> Task brief: State the number of lines where "Luzern" appears. Add nothing else.

> Dataset:

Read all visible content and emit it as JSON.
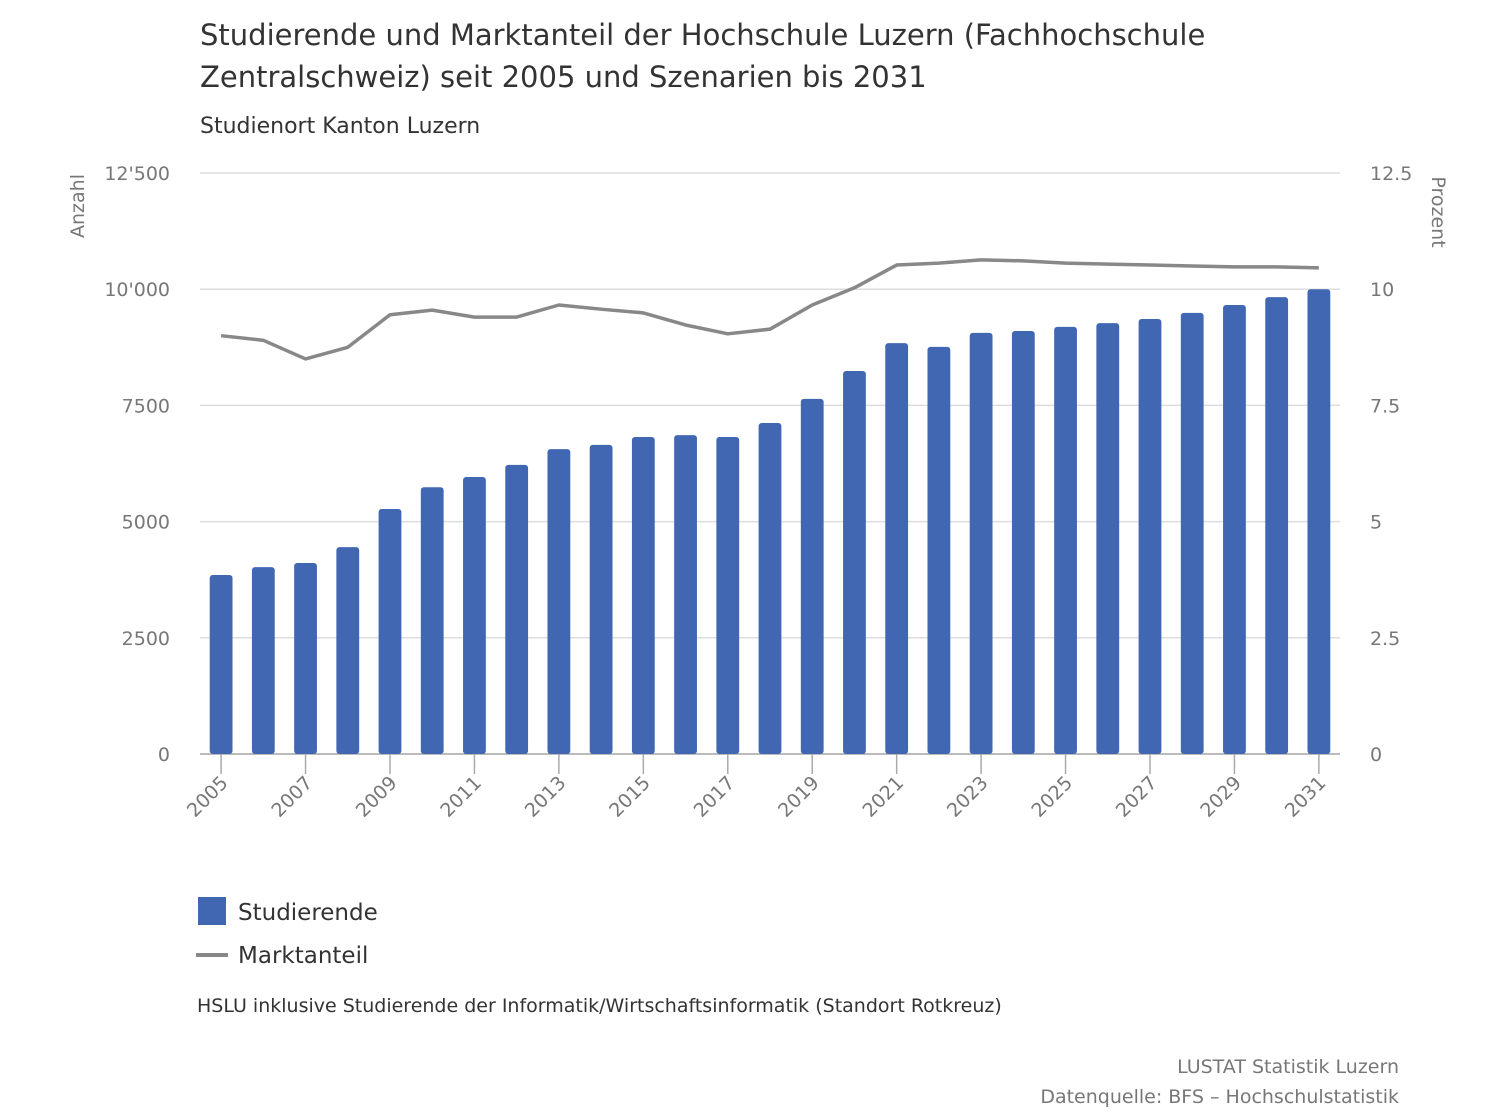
{
  "chart_data": {
    "type": "bar",
    "title": "Studierende und Marktanteil der Hochschule Luzern (Fachhochschule Zentralschweiz) seit 2005 und Szenarien bis 2031",
    "subtitle": "Studienort Kanton Luzern",
    "y_label": "Anzahl",
    "y2_label": "Prozent",
    "x": [
      2005,
      2006,
      2007,
      2008,
      2009,
      2010,
      2011,
      2012,
      2013,
      2014,
      2015,
      2016,
      2017,
      2018,
      2019,
      2020,
      2021,
      2022,
      2023,
      2024,
      2025,
      2026,
      2027,
      2028,
      2029,
      2030,
      2031
    ],
    "xlim": [
      2004.5,
      2031.5
    ],
    "xticks": [
      2005,
      2007,
      2009,
      2011,
      2013,
      2015,
      2017,
      2019,
      2021,
      2023,
      2025,
      2027,
      2029,
      2031
    ],
    "ylim": [
      0,
      12500
    ],
    "yticks": [
      0,
      2500,
      5000,
      7500,
      {
        "value": 10000,
        "label": "10'000"
      },
      {
        "value": 12500,
        "label": "12'500"
      }
    ],
    "y2lim": [
      0,
      12.5
    ],
    "y2ticks": [
      0,
      2.5,
      5,
      7.5,
      10,
      12.5
    ],
    "grid": true,
    "series": [
      {
        "name": "Studierende",
        "type": "bar",
        "color": "#4267b2",
        "values": [
          3850,
          4020,
          4110,
          4450,
          5270,
          5740,
          5960,
          6220,
          6560,
          6650,
          6820,
          6860,
          6820,
          7120,
          7640,
          8240,
          8840,
          8760,
          9060,
          9100,
          9190,
          9270,
          9360,
          9490,
          9660,
          9830,
          10000
        ]
      },
      {
        "name": "Marktanteil",
        "type": "line",
        "axis": "y2",
        "color": "#888888",
        "values": [
          9.0,
          8.9,
          8.5,
          8.75,
          9.45,
          9.55,
          9.4,
          9.4,
          9.66,
          9.57,
          9.49,
          9.23,
          9.04,
          9.14,
          9.66,
          10.03,
          10.52,
          10.56,
          10.63,
          10.61,
          10.56,
          10.54,
          10.52,
          10.5,
          10.48,
          10.48,
          10.46
        ]
      }
    ],
    "note": "HSLU inklusive Studierende der Informatik/Wirtschaftsinformatik (Standort Rotkreuz)",
    "source": [
      "LUSTAT Statistik Luzern",
      "Datenquelle: BFS – Hochschulstatistik"
    ]
  }
}
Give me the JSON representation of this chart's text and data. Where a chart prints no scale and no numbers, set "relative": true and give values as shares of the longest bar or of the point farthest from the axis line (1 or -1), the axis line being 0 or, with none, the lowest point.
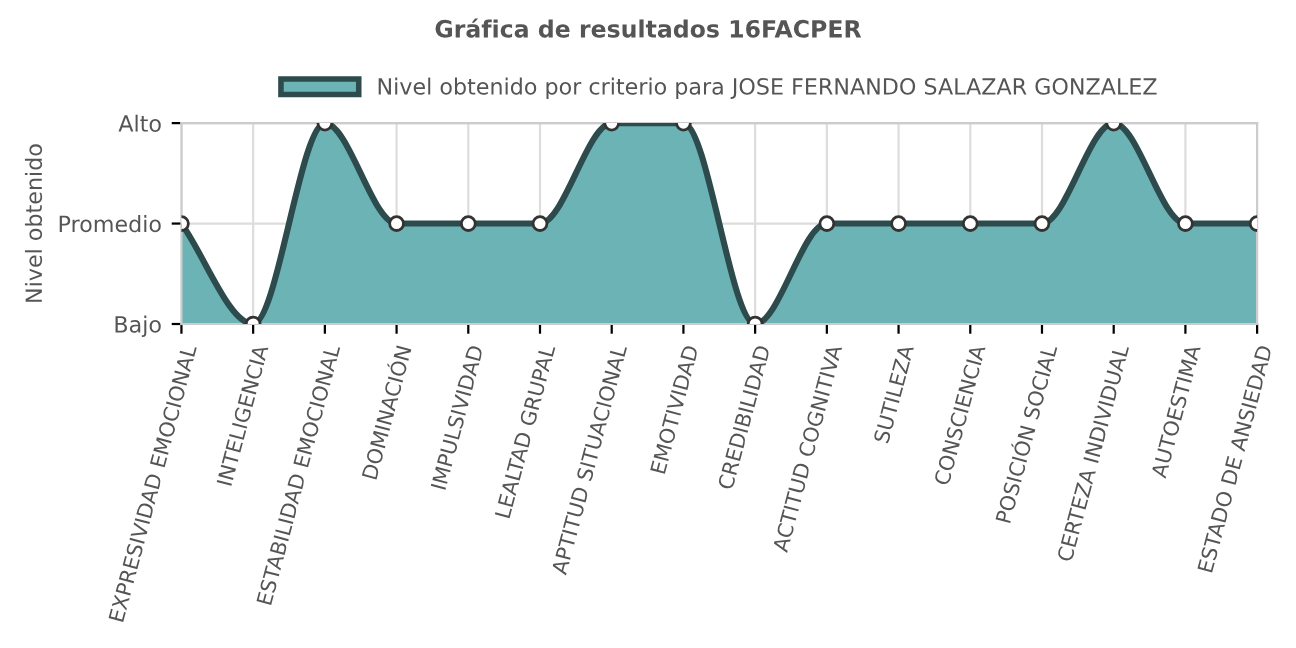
{
  "chart_data": {
    "type": "area",
    "title": "Gráfica de resultados 16FACPER",
    "ylabel": "Nivel obtenido",
    "relative": true,
    "categories": [
      "EXPRESIVIDAD EMOCIONAL",
      "INTELIGENCIA",
      "ESTABILIDAD EMOCIONAL",
      "DOMINACIÓN",
      "IMPULSIVIDAD",
      "LEALTAD GRUPAL",
      "APTITUD SITUACIONAL",
      "EMOTIVIDAD",
      "CREDIBILIDAD",
      "ACTITUD COGNITIVA",
      "SUTILEZA",
      "CONSCIENCIA",
      "POSICIÓN SOCIAL",
      "CERTEZA INDIVIDUAL",
      "AUTOESTIMA",
      "ESTADO DE ANSIEDAD"
    ],
    "y_categories": [
      "Alto",
      "Promedio",
      "Bajo"
    ],
    "series": [
      {
        "name": "Nivel obtenido por criterio para JOSE FERNANDO SALAZAR GONZALEZ",
        "color": "#6cb3b6",
        "values": [
          0.5,
          0,
          1,
          0.5,
          0.5,
          0.5,
          1,
          1,
          0,
          0.5,
          0.5,
          0.5,
          0.5,
          1,
          0.5,
          0.5
        ]
      }
    ],
    "grid": true,
    "legend": "top",
    "marker": "circle",
    "line_style": "solid"
  }
}
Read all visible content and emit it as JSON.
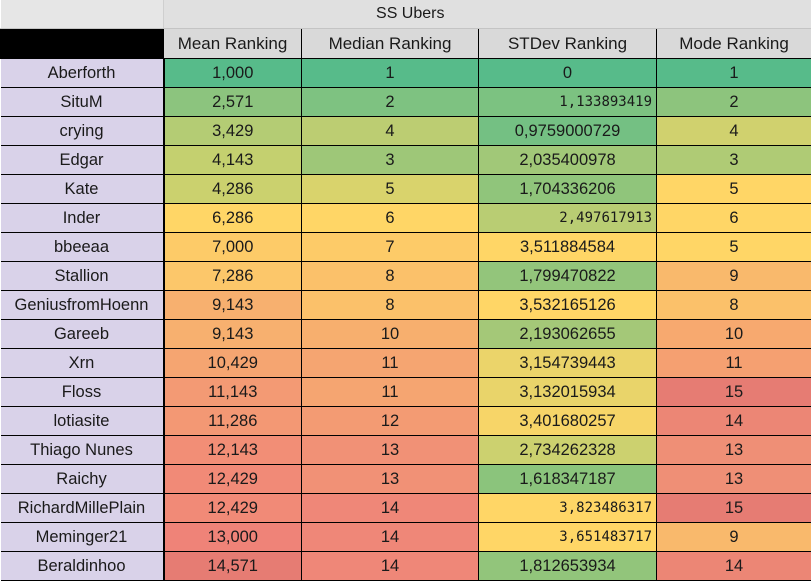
{
  "title": "SS Ubers",
  "headers": [
    "Mean Ranking",
    "Median Ranking",
    "STDev Ranking",
    "Mode Ranking"
  ],
  "rows": [
    {
      "name": "Aberforth",
      "mean": "1,000",
      "median": "1",
      "stdev": "0",
      "mode": "1",
      "stdev_mono": false
    },
    {
      "name": "SituM",
      "mean": "2,571",
      "median": "2",
      "stdev": "1,133893419",
      "mode": "2",
      "stdev_mono": true
    },
    {
      "name": "crying",
      "mean": "3,429",
      "median": "4",
      "stdev": "0,9759000729",
      "mode": "4",
      "stdev_mono": false
    },
    {
      "name": "Edgar",
      "mean": "4,143",
      "median": "3",
      "stdev": "2,035400978",
      "mode": "3",
      "stdev_mono": false
    },
    {
      "name": "Kate",
      "mean": "4,286",
      "median": "5",
      "stdev": "1,704336206",
      "mode": "5",
      "stdev_mono": false
    },
    {
      "name": "Inder",
      "mean": "6,286",
      "median": "6",
      "stdev": "2,497617913",
      "mode": "6",
      "stdev_mono": true
    },
    {
      "name": "bbeeaa",
      "mean": "7,000",
      "median": "7",
      "stdev": "3,511884584",
      "mode": "5",
      "stdev_mono": false
    },
    {
      "name": "Stallion",
      "mean": "7,286",
      "median": "8",
      "stdev": "1,799470822",
      "mode": "9",
      "stdev_mono": false
    },
    {
      "name": "GeniusfromHoenn",
      "mean": "9,143",
      "median": "8",
      "stdev": "3,532165126",
      "mode": "8",
      "stdev_mono": false
    },
    {
      "name": "Gareeb",
      "mean": "9,143",
      "median": "10",
      "stdev": "2,193062655",
      "mode": "10",
      "stdev_mono": false
    },
    {
      "name": "Xrn",
      "mean": "10,429",
      "median": "11",
      "stdev": "3,154739443",
      "mode": "11",
      "stdev_mono": false
    },
    {
      "name": "Floss",
      "mean": "11,143",
      "median": "11",
      "stdev": "3,132015934",
      "mode": "15",
      "stdev_mono": false
    },
    {
      "name": "lotiasite",
      "mean": "11,286",
      "median": "12",
      "stdev": "3,401680257",
      "mode": "14",
      "stdev_mono": false
    },
    {
      "name": "Thiago Nunes",
      "mean": "12,143",
      "median": "13",
      "stdev": "2,734262328",
      "mode": "13",
      "stdev_mono": false
    },
    {
      "name": "Raichy",
      "mean": "12,429",
      "median": "13",
      "stdev": "1,618347187",
      "mode": "13",
      "stdev_mono": false
    },
    {
      "name": "RichardMillePlain",
      "mean": "12,429",
      "median": "14",
      "stdev": "3,823486317",
      "mode": "15",
      "stdev_mono": true
    },
    {
      "name": "Meminger21",
      "mean": "13,000",
      "median": "14",
      "stdev": "3,651483717",
      "mode": "9",
      "stdev_mono": true
    },
    {
      "name": "Beraldinhoo",
      "mean": "14,571",
      "median": "14",
      "stdev": "1,812653934",
      "mode": "14",
      "stdev_mono": false
    }
  ],
  "colors": {
    "mean": [
      "#57bb8a",
      "#8cc47e",
      "#b4cc74",
      "#c4d06f",
      "#cbd16e",
      "#ffd666",
      "#fdcb68",
      "#fcc76a",
      "#f7b06f",
      "#f7b06f",
      "#f5a571",
      "#f39a74",
      "#f39874",
      "#f28e76",
      "#f18a77",
      "#f18a77",
      "#ef8378",
      "#e67c73"
    ],
    "median": [
      "#57bb8a",
      "#7ec281",
      "#bccd72",
      "#9ec778",
      "#d9d36c",
      "#ffd666",
      "#fdcb68",
      "#fbc16a",
      "#fbc16a",
      "#f7af6e",
      "#f5a571",
      "#f5a571",
      "#f39b73",
      "#f19176",
      "#f19176",
      "#ef8778",
      "#ef8778",
      "#ef8778"
    ],
    "stdev": [
      "#57bb8a",
      "#7cc281",
      "#74c083",
      "#a1c878",
      "#90c57b",
      "#b9cd73",
      "#ffd666",
      "#93c57b",
      "#ffd666",
      "#a4c878",
      "#ebd46a",
      "#e9d46a",
      "#f7d568",
      "#ccd16f",
      "#8bc47c",
      "#ffd666",
      "#ffd666",
      "#92c57b"
    ],
    "mode": [
      "#57bb8a",
      "#8dc47d",
      "#d0d16e",
      "#afcb75",
      "#ffd666",
      "#ffd666",
      "#ffd666",
      "#f9b96c",
      "#fbc16a",
      "#f7a96f",
      "#f5a071",
      "#e67c73",
      "#ec8675",
      "#ef8f76",
      "#ef8f76",
      "#e67c73",
      "#f9b96c",
      "#ec8675"
    ]
  }
}
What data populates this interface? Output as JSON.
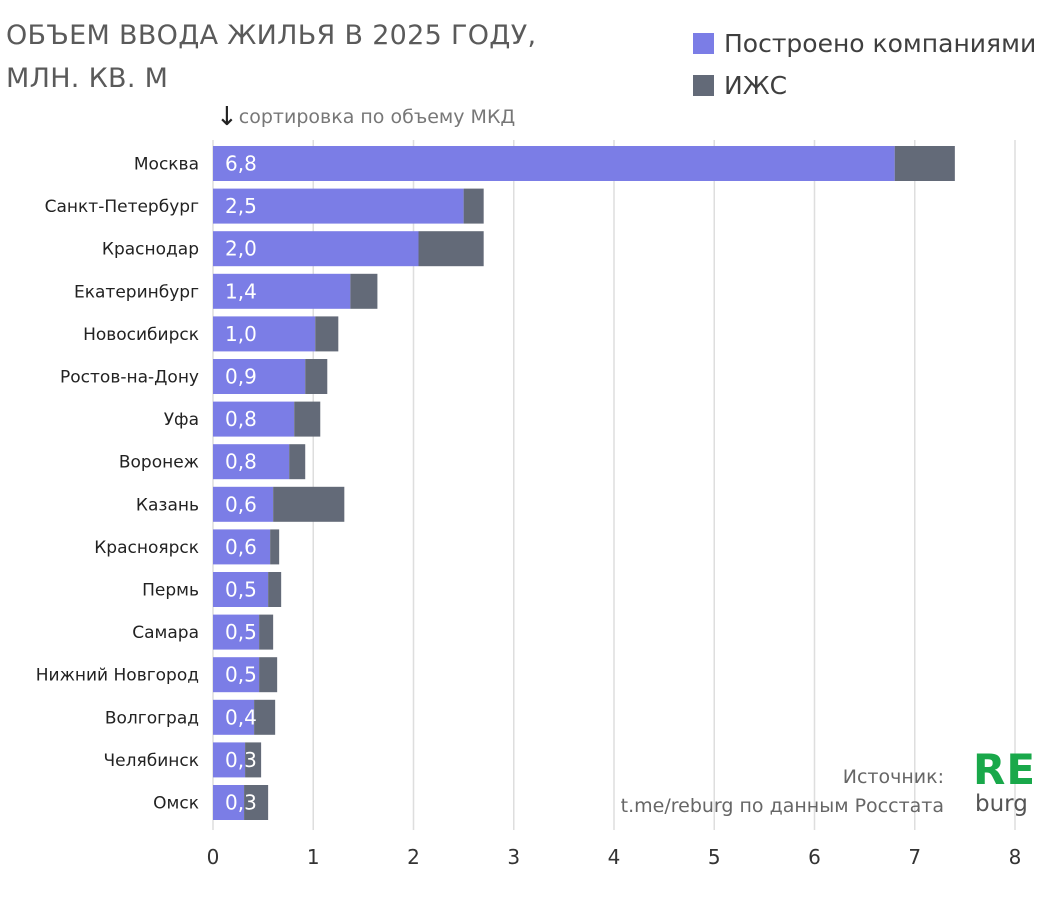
{
  "title_line1": "ОБЪЕМ ВВОДА ЖИЛЬЯ В 2025 ГОДУ,",
  "title_line2": "МЛН. КВ. М",
  "legend": {
    "built": "Построено компаниями",
    "izhs": "ИЖС"
  },
  "sort_note": "сортировка по объему МКД",
  "sort_arrow": "↓",
  "source_line1": "Источник:",
  "source_line2": "t.me/reburg по данным Росстата",
  "logo_top": "RE",
  "logo_bottom": "burg",
  "colors": {
    "built": "#7b7de6",
    "izhs": "#636a78",
    "grid": "#dedede"
  },
  "chart_data": {
    "type": "bar",
    "orientation": "horizontal",
    "stacked": true,
    "categories": [
      "Москва",
      "Санкт-Петербург",
      "Краснодар",
      "Екатеринбург",
      "Новосибирск",
      "Ростов-на-Дону",
      "Уфа",
      "Воронеж",
      "Казань",
      "Красноярск",
      "Пермь",
      "Самара",
      "Нижний Новгород",
      "Волгоград",
      "Челябинск",
      "Омск"
    ],
    "series": [
      {
        "name": "Построено компаниями",
        "values": [
          6.8,
          2.5,
          2.05,
          1.37,
          1.02,
          0.92,
          0.81,
          0.76,
          0.6,
          0.57,
          0.55,
          0.46,
          0.46,
          0.41,
          0.32,
          0.31
        ]
      },
      {
        "name": "ИЖС",
        "values": [
          0.6,
          0.2,
          0.65,
          0.27,
          0.23,
          0.22,
          0.26,
          0.16,
          0.71,
          0.09,
          0.13,
          0.14,
          0.18,
          0.21,
          0.16,
          0.24
        ]
      }
    ],
    "data_labels": [
      "6,8",
      "2,5",
      "2,0",
      "1,4",
      "1,0",
      "0,9",
      "0,8",
      "0,8",
      "0,6",
      "0,6",
      "0,5",
      "0,5",
      "0,5",
      "0,4",
      "0,3",
      "0,3"
    ],
    "xlim": [
      0,
      8
    ],
    "xticks": [
      "0",
      "1",
      "2",
      "3",
      "4",
      "5",
      "6",
      "7",
      "8"
    ],
    "grid": true
  }
}
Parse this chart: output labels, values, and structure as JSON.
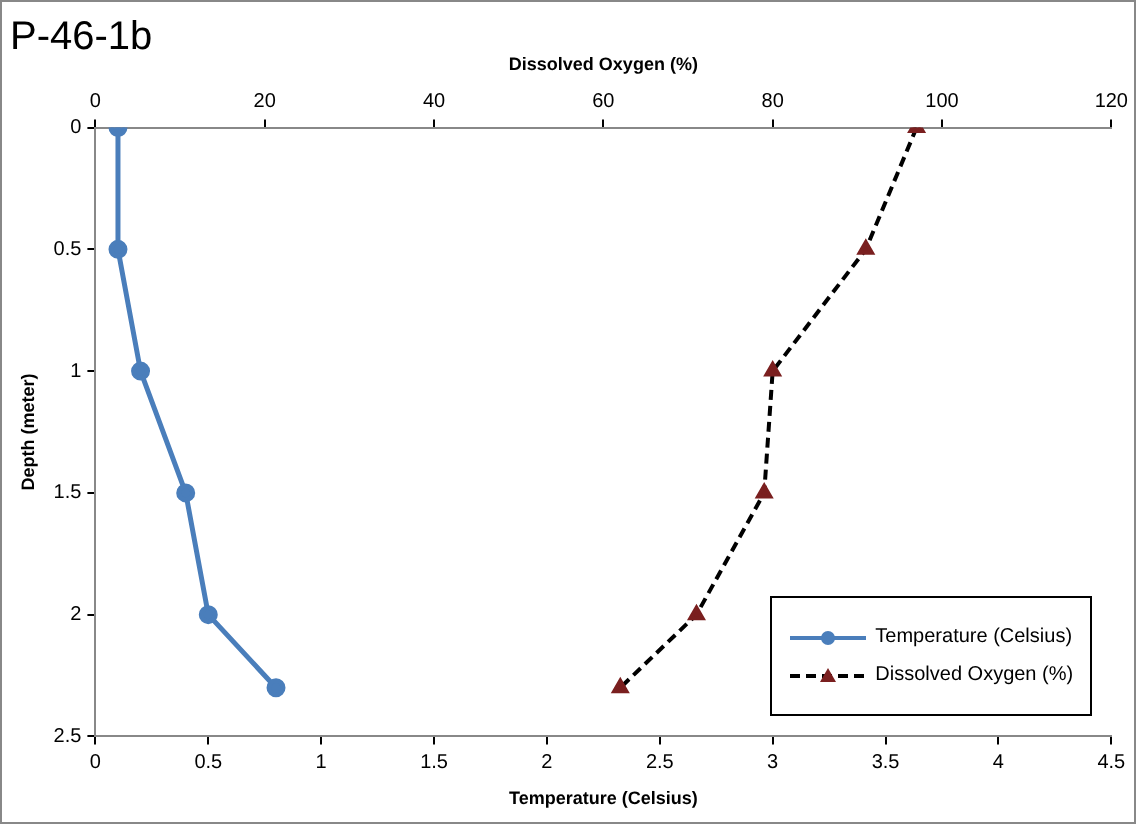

> Correct result: 3